> **Exercise**
How many lines in the data below contain the string "devices"? Reply with the number alone.

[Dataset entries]
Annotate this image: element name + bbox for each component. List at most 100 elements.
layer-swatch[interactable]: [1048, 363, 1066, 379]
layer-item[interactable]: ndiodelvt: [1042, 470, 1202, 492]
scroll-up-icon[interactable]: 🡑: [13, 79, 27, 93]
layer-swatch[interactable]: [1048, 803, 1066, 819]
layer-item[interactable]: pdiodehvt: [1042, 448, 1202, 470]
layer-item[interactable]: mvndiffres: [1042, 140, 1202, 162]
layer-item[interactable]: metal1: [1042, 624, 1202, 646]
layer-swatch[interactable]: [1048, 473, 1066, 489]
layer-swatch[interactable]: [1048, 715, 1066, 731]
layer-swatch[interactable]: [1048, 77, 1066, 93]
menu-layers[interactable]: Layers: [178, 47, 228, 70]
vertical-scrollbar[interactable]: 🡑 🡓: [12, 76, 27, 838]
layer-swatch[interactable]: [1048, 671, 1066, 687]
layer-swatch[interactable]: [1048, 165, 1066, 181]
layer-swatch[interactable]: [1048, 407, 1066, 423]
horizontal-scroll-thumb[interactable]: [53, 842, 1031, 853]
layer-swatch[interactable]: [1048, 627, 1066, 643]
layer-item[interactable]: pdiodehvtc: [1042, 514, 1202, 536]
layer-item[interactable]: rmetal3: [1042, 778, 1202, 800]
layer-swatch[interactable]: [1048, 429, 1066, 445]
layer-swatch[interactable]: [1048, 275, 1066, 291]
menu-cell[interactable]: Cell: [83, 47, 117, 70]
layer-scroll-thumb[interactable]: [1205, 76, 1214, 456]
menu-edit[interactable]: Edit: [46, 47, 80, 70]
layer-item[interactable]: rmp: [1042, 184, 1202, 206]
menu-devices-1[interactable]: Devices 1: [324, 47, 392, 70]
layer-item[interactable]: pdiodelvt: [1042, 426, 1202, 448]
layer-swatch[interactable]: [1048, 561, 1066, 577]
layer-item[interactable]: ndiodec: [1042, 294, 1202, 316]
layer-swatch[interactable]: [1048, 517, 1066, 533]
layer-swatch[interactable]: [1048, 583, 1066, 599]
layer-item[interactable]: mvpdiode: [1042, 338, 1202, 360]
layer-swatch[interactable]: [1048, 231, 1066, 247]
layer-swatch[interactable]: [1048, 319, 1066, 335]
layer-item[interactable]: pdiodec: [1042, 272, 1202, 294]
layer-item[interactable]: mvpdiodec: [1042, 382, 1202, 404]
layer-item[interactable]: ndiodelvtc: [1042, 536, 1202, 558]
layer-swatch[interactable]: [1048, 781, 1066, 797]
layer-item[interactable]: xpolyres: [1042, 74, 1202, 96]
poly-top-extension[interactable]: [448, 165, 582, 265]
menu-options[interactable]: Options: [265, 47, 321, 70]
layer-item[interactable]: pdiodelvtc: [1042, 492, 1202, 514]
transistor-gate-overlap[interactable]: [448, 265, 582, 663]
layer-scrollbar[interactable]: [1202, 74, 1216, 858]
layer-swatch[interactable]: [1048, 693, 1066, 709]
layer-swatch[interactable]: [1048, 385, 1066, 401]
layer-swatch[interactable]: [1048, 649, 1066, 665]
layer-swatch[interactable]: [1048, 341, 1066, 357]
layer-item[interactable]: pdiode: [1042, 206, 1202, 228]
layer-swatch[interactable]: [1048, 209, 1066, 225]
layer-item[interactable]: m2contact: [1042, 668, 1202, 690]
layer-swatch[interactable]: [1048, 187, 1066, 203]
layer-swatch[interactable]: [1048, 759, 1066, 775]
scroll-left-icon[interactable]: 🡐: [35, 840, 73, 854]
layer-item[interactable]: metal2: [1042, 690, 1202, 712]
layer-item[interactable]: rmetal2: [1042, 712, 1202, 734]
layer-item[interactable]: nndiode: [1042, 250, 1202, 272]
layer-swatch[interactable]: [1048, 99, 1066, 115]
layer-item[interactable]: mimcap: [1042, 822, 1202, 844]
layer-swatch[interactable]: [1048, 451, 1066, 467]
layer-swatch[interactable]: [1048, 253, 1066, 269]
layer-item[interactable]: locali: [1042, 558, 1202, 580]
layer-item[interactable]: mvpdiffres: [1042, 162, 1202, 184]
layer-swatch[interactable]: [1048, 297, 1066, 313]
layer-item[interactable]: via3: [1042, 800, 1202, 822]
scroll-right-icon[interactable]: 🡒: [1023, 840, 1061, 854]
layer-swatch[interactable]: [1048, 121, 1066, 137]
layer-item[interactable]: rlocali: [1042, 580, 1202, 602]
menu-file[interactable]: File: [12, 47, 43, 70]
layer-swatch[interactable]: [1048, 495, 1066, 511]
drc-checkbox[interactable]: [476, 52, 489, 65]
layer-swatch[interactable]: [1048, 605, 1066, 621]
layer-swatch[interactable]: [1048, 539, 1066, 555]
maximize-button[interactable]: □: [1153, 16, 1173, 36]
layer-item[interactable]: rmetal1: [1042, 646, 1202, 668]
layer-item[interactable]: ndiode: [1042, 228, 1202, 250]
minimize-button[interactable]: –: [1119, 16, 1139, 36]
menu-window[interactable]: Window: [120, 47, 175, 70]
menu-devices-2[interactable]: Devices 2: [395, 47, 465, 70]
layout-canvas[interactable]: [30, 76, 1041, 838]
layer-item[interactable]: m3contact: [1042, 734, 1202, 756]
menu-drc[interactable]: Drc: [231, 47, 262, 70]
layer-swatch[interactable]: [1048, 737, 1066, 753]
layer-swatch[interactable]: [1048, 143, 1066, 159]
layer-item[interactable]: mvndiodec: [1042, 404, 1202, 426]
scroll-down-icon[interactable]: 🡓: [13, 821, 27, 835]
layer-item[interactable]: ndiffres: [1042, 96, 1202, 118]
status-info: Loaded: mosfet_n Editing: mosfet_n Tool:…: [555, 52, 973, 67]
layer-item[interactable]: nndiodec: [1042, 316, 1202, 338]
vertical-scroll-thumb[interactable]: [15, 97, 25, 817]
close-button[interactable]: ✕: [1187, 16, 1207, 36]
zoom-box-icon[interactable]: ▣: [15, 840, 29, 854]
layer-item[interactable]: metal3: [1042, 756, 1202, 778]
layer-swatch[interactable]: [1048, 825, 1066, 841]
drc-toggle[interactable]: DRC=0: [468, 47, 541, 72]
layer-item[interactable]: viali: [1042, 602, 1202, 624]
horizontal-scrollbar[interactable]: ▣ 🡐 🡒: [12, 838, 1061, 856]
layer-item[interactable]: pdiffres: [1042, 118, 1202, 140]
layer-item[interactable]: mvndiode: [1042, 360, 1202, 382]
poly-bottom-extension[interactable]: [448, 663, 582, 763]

> **Task response**
2